● **PROBLEM**
Copy out, word for word, the part of the Federal Reserve excerpt between "Meanwhile, the S&P" and "for the index.", inclusive.

** begin SOURCE EXTRACT **

Following the slowdown in inflation, Federal Reserve Chair Jerome Powell signaled a dovish stance last week. He suggested that easing existing policy restrictions might be appropriate sooner and more swiftly:

"The question of when it is appropriate to start relaxing the existing policy constraints is coming into view, a topic that is clearly being discussed globally and was a topic of our meeting today."

Powell's dovish remarks spurred a significant rally in U.S. stocks, with major tech stocks continuing their strong performance since 2023 and the Dow Jones Industrial Average reaching a new all-time high.

Meanwhile, the S&P 500 index climbed over 2% last week, just a step away from its all-time high of 4,797 points. Goldman Sachs strategist David Kostin predicted on Monday that the S&P 500 index would rise to 5,100 points by the end of 2024, indicating an 8% upside potential for the index.

However, just a day after Powell's signal for potential rate cuts, several senior Federal Reserve officials expressed "hawkish" views, warning that the Fed needs to see more progress on inflation before considering rate cuts, attempting to quell market speculation about imminent rate cuts.

Among them, the third-ranking official at the Fed and New York Fed President John Williams explicitly stated that the current benchmark rate of 5.25% to 5.5% is not "sufficiently restrictive," and the Fed is not yet discussing rate cuts.

** end SOURCE EXTRACT **
** begin GIVEN INFORMATION **

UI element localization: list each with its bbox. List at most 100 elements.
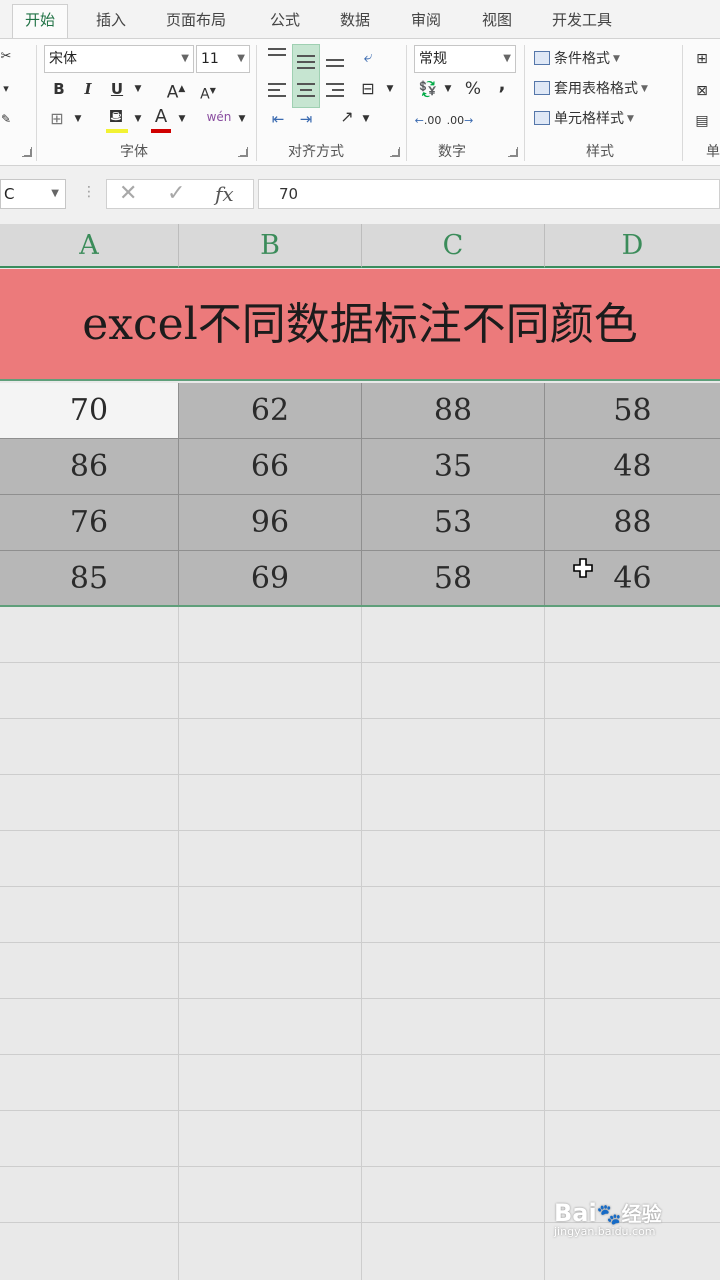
grid-line (0, 662, 720, 663)
name-box[interactable]: C ▼ (0, 179, 66, 209)
group-separator (256, 45, 257, 161)
cell-a2[interactable]: 86 (0, 439, 179, 495)
cell-d2[interactable]: 48 (545, 439, 720, 495)
column-header-a[interactable]: A (0, 224, 179, 268)
align-left-icon-line (268, 95, 286, 97)
top-align-icon[interactable] (268, 48, 286, 50)
grid-line (0, 774, 720, 775)
cell-d1[interactable]: 58 (545, 383, 720, 439)
copy-icon[interactable]: ▾ (0, 77, 12, 101)
merged-title-cell[interactable]: excel不同数据标注不同颜色 (0, 269, 720, 381)
align-center-icon[interactable] (297, 83, 315, 85)
tab-developer[interactable]: 开发工具 (552, 8, 612, 38)
cut-icon[interactable]: ✂ (0, 45, 12, 69)
cell-c4[interactable]: 58 (362, 551, 545, 607)
cell-d4[interactable]: 46 (545, 551, 720, 607)
styles-group-label: 样式 (586, 144, 614, 160)
merge-center-icon[interactable]: ⊟ (356, 77, 380, 101)
cell-styles-button[interactable]: 单元格样式 ▼ (534, 109, 634, 129)
font-color-dropdown-icon[interactable]: ▼ (176, 107, 188, 131)
cell-b3[interactable]: 96 (179, 495, 362, 551)
formula-buttons: ✕ ✓ fx (106, 179, 254, 209)
grow-font-button[interactable]: A▲ (164, 77, 188, 103)
cell-c3[interactable]: 53 (362, 495, 545, 551)
format-painter-icon[interactable]: ✎ (0, 107, 12, 131)
alignment-group-label: 对齐方式 (288, 144, 344, 160)
increase-decimal-button[interactable]: ←.00 (414, 109, 442, 133)
font-group-label: 字体 (120, 144, 148, 160)
insert-cells-icon[interactable]: ⊞ (692, 47, 712, 71)
number-launcher-icon[interactable] (508, 147, 518, 157)
font-launcher-icon[interactable] (238, 147, 248, 157)
align-left-icon[interactable] (268, 83, 286, 85)
middle-align-icon[interactable] (297, 55, 315, 57)
font-name-select[interactable]: 宋体 ▼ (44, 45, 194, 73)
bottom-align-icon[interactable] (326, 59, 344, 61)
format-as-table-button[interactable]: 套用表格格式 ▼ (534, 79, 648, 99)
align-right-icon[interactable] (326, 83, 344, 85)
accounting-dropdown-icon[interactable]: ▼ (442, 77, 454, 101)
cell-d3[interactable]: 88 (545, 495, 720, 551)
tab-formulas[interactable]: 公式 (270, 8, 300, 38)
cell-a1[interactable]: 70 (0, 383, 179, 439)
number-format-select[interactable]: 常规 ▼ (414, 45, 516, 73)
insert-function-button[interactable]: fx (215, 180, 234, 208)
conditional-formatting-button[interactable]: 条件格式 ▼ (534, 49, 620, 69)
format-cells-icon[interactable]: ▤ (692, 109, 712, 133)
fill-dropdown-icon[interactable]: ▼ (132, 107, 144, 131)
chevron-down-icon: ▼ (181, 53, 189, 64)
cancel-icon[interactable]: ✕ (119, 180, 137, 208)
grid-line (0, 830, 720, 831)
accounting-format-icon[interactable]: 💱 (416, 77, 440, 101)
borders-icon[interactable]: ⊞ (46, 107, 68, 131)
merge-dropdown-icon[interactable]: ▼ (384, 77, 396, 101)
increase-indent-icon[interactable]: ⇥ (294, 107, 318, 131)
grid-line (0, 1166, 720, 1167)
clipboard-launcher-icon[interactable] (22, 147, 32, 157)
wrap-text-icon[interactable]: ⤶ (356, 45, 380, 69)
formula-bar: C ▼ ⋮ ✕ ✓ fx 70 (0, 166, 720, 224)
column-header-c[interactable]: C (362, 224, 545, 268)
cell-b1[interactable]: 62 (179, 383, 362, 439)
enter-check-icon[interactable]: ✓ (167, 180, 185, 208)
cell-a4[interactable]: 85 (0, 551, 179, 607)
comma-button[interactable]: , (494, 73, 510, 97)
orientation-icon[interactable]: ↗ (336, 105, 358, 129)
percent-button[interactable]: % (462, 77, 484, 101)
phonetic-dropdown-icon[interactable]: ▼ (236, 107, 248, 131)
underline-dropdown-icon[interactable]: ▼ (132, 77, 144, 101)
phonetic-button[interactable]: wén (204, 105, 234, 129)
column-header-b[interactable]: B (179, 224, 362, 268)
tab-view[interactable]: 视图 (482, 8, 512, 38)
font-size-select[interactable]: 11 ▼ (196, 45, 250, 73)
font-color-button[interactable]: A (150, 105, 172, 129)
fill-color-icon[interactable]: ⛾ (104, 105, 128, 129)
tab-insert[interactable]: 插入 (96, 8, 126, 38)
group-separator (682, 45, 683, 161)
tab-page-layout[interactable]: 页面布局 (166, 8, 226, 38)
cell-c2[interactable]: 35 (362, 439, 545, 495)
cell-c1[interactable]: 88 (362, 383, 545, 439)
underline-button[interactable]: U (106, 77, 128, 101)
grid-line (0, 998, 720, 999)
shrink-font-button[interactable]: A▼ (196, 79, 220, 103)
decrease-decimal-button[interactable]: .00→ (446, 109, 474, 133)
delete-cells-icon[interactable]: ⊠ (692, 79, 712, 103)
cell-a3[interactable]: 76 (0, 495, 179, 551)
alignment-launcher-icon[interactable] (390, 147, 400, 157)
tab-home[interactable]: 开始 (12, 4, 69, 38)
formula-bar-grip-icon[interactable]: ⋮ (82, 184, 96, 200)
bold-button[interactable]: B (48, 77, 70, 101)
italic-button[interactable]: I (78, 77, 98, 101)
cell-b2[interactable]: 66 (179, 439, 362, 495)
column-header-d[interactable]: D (545, 224, 720, 268)
decrease-indent-icon[interactable]: ⇤ (266, 107, 290, 131)
top-align-icon-line (268, 54, 286, 56)
formula-input[interactable]: 70 (258, 179, 720, 209)
cell-b4[interactable]: 69 (179, 551, 362, 607)
tab-review[interactable]: 审阅 (411, 8, 441, 38)
borders-dropdown-icon[interactable]: ▼ (72, 107, 84, 131)
orientation-dropdown-icon[interactable]: ▼ (360, 107, 372, 131)
watermark-brand: Bai (554, 1199, 597, 1227)
tab-data[interactable]: 数据 (340, 8, 370, 38)
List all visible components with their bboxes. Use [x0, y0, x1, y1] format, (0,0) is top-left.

** end GIVEN INFORMATION **

● **WRITTEN REPLY**
Meanwhile, the S&P 500 index climbed over 2% last week, just a step away from its all-time high of 4,797 points. Goldman Sachs strategist David Kostin predicted on Monday that the S&P 500 index would rise to 5,100 points by the end of 2024, indicating an 8% upside potential for the index.